_What is being asked_
Arrange every text line in the records as a JSON list of strings, one string per line, leaving out blank lines and pictures.

_Dataset records_

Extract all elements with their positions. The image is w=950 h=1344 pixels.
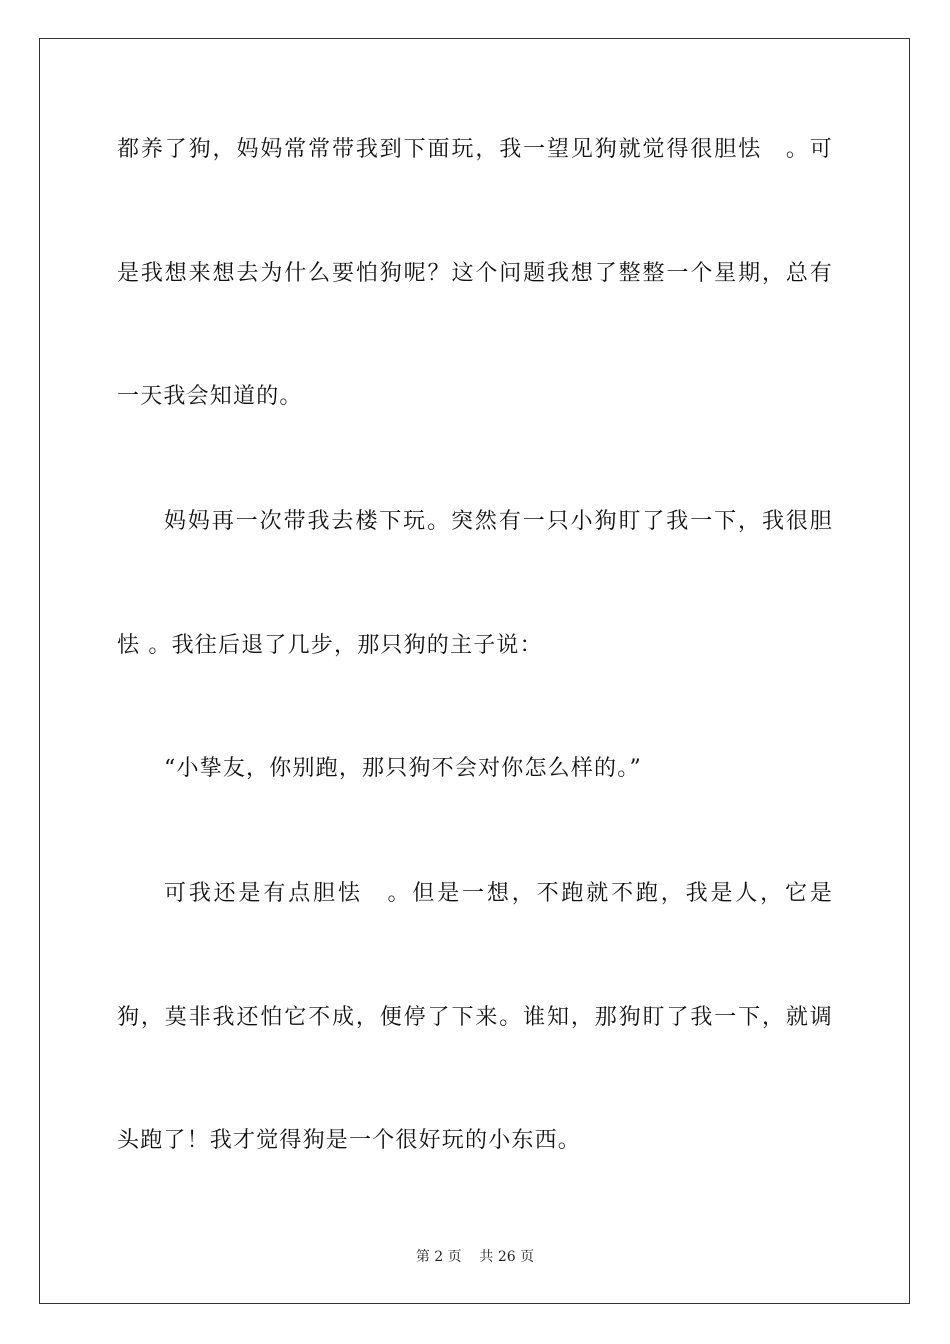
paragraph-line-7: 可我还是有点胆怯 。但是一想，不跑就不跑，我是人，它是 [164, 881, 833, 906]
paragraph-line-9: 头跑了！我才觉得狗是一个很好玩的小东西。 [117, 1128, 582, 1153]
paragraph-line-3: 一天我会知道的。 [117, 384, 303, 409]
paragraph-line-1: 都养了狗，妈妈常常带我到下面玩，我一望见狗就觉得很胆怯 。可 [117, 137, 833, 162]
paragraph-line-8: 狗，莫非我还怕它不成，便停了下来。谁知，那狗盯了我一下，就调 [117, 1005, 833, 1030]
page-border [39, 38, 910, 1304]
paragraph-line-2: 是我想来想去为什么要怕狗呢？这个问题我想了整整一个星期，总有 [117, 261, 833, 286]
page-number-footer: 第 2 页 共 26 页 [415, 1249, 535, 1265]
paragraph-line-6: “小挚友，你别跑，那只狗不会对你怎么样的。” [164, 756, 642, 781]
paragraph-line-4: 妈妈再一次带我去楼下玩。突然有一只小狗盯了我一下，我很胆 [164, 509, 833, 534]
paragraph-line-5: 怯 。我往后退了几步，那只狗的主子说： [117, 633, 543, 658]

_Exercise solution_
[
  "Extract all elements with their positions. The image is w=950 h=1344 pixels.",
  "paragraph-line-7: 可我还是有点胆怯 。但是一想，不跑就不跑，我是人，它是 [164, 881, 833, 906]",
  "paragraph-line-9: 头跑了！我才觉得狗是一个很好玩的小东西。 [117, 1128, 582, 1153]",
  "paragraph-line-3: 一天我会知道的。 [117, 384, 303, 409]",
  "paragraph-line-1: 都养了狗，妈妈常常带我到下面玩，我一望见狗就觉得很胆怯 。可 [117, 137, 833, 162]",
  "paragraph-line-8: 狗，莫非我还怕它不成，便停了下来。谁知，那狗盯了我一下，就调 [117, 1005, 833, 1030]",
  "page-border [39, 38, 910, 1304]",
  "paragraph-line-2: 是我想来想去为什么要怕狗呢？这个问题我想了整整一个星期，总有 [117, 261, 833, 286]",
  "page-number-footer: 第 2 页 共 26 页 [415, 1249, 535, 1265]",
  "paragraph-line-6: “小挚友，你别跑，那只狗不会对你怎么样的。” [164, 756, 642, 781]",
  "paragraph-line-4: 妈妈再一次带我去楼下玩。突然有一只小狗盯了我一下，我很胆 [164, 509, 833, 534]",
  "paragraph-line-5: 怯 。我往后退了几步，那只狗的主子说： [117, 633, 543, 658]"
]